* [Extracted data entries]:
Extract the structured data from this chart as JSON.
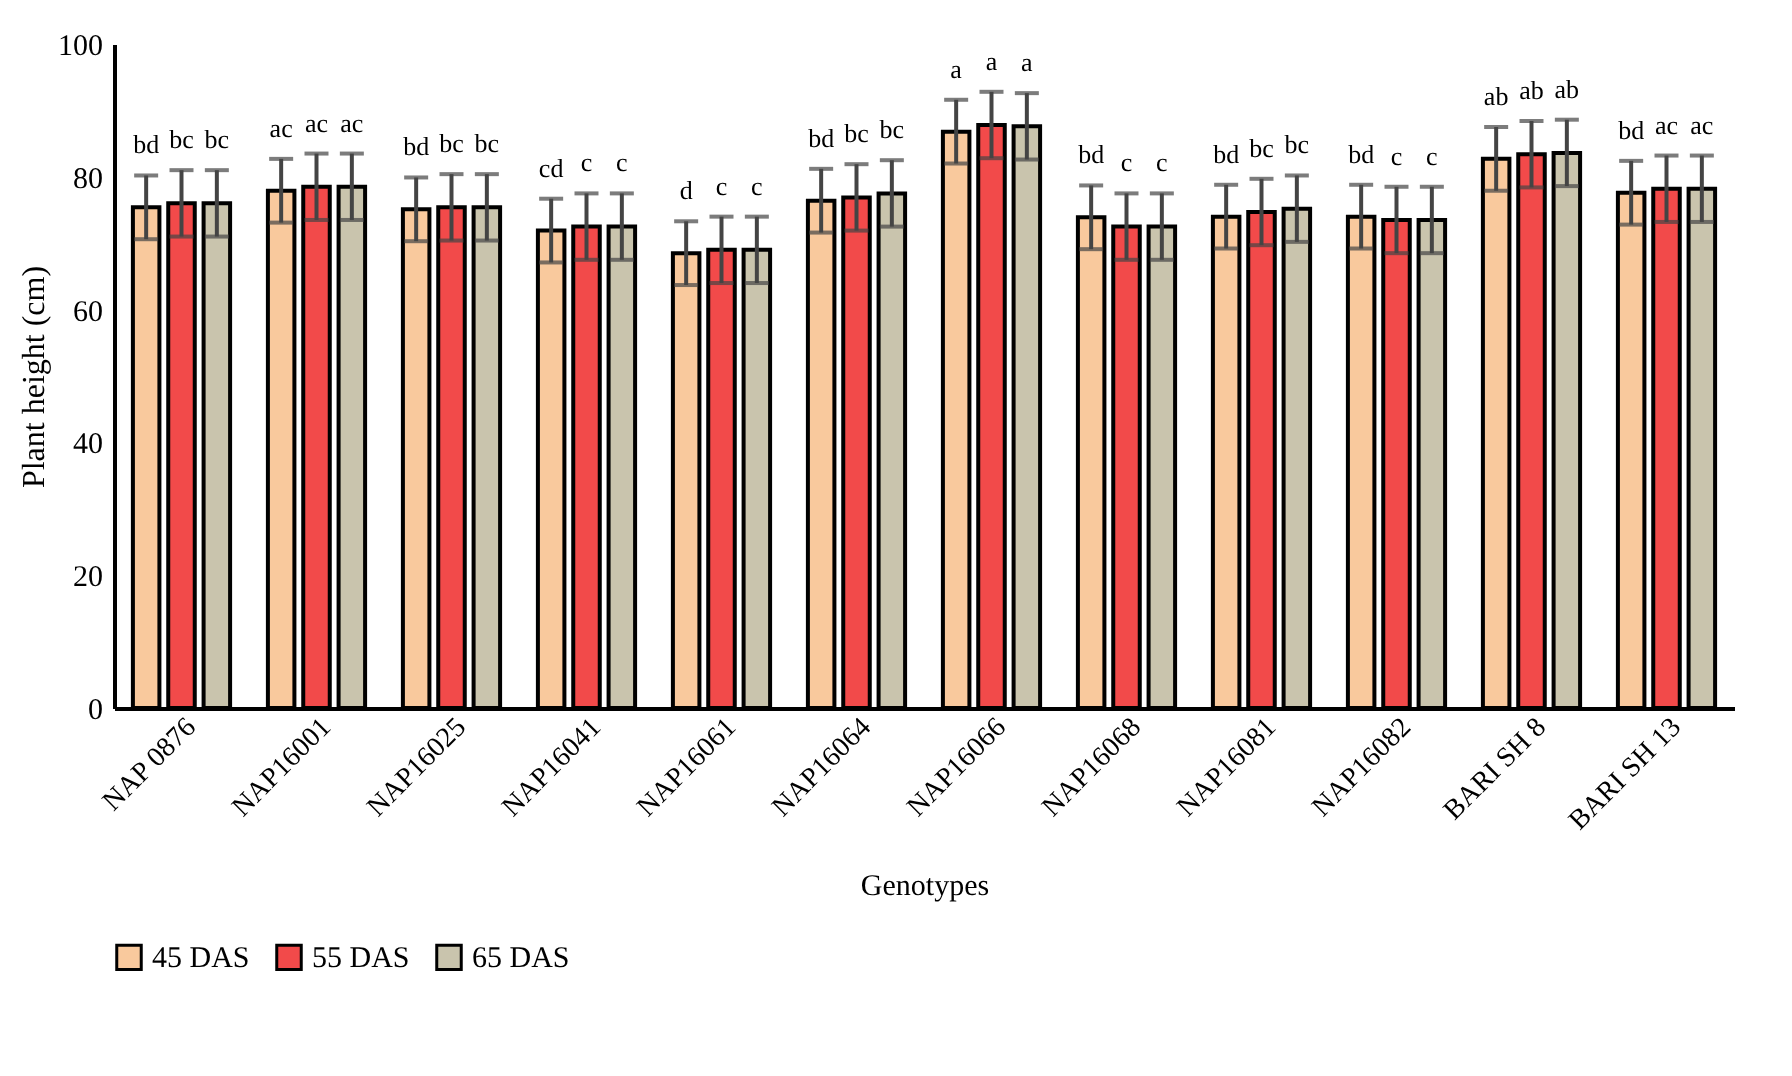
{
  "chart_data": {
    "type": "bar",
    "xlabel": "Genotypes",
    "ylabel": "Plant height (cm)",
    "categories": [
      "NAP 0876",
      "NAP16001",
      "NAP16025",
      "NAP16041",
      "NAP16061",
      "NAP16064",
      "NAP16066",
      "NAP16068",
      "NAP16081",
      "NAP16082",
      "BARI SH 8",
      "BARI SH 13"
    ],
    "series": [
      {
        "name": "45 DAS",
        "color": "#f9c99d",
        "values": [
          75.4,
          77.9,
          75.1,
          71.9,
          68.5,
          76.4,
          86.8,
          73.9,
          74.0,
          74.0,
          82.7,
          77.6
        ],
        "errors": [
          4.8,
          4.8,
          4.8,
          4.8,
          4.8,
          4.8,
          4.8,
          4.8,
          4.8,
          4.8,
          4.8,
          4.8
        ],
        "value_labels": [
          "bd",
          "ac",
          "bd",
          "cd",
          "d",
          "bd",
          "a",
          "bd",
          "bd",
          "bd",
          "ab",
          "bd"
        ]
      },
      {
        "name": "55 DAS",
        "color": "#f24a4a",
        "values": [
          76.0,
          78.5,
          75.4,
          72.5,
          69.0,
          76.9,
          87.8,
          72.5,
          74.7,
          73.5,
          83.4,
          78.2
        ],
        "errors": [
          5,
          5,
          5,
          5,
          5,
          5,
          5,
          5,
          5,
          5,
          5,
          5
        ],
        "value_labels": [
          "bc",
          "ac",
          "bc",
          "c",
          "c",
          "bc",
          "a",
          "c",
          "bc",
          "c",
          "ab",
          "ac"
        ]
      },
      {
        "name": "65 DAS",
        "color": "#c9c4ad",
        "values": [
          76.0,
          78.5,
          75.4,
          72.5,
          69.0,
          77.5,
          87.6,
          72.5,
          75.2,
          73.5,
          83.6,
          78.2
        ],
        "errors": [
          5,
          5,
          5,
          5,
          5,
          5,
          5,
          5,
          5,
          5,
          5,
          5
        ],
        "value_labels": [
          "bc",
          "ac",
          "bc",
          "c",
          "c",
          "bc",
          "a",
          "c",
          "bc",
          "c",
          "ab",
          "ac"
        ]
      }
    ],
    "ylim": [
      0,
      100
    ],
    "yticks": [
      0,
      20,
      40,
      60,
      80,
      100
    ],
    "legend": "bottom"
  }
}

* [STATED EXERCISE]: Find every line that holds "color" and copy it.

* [RESPONSE FOR THIS EXERCISE]:
        "color": "#f9c99d",
        "color": "#f24a4a",
        "color": "#c9c4ad",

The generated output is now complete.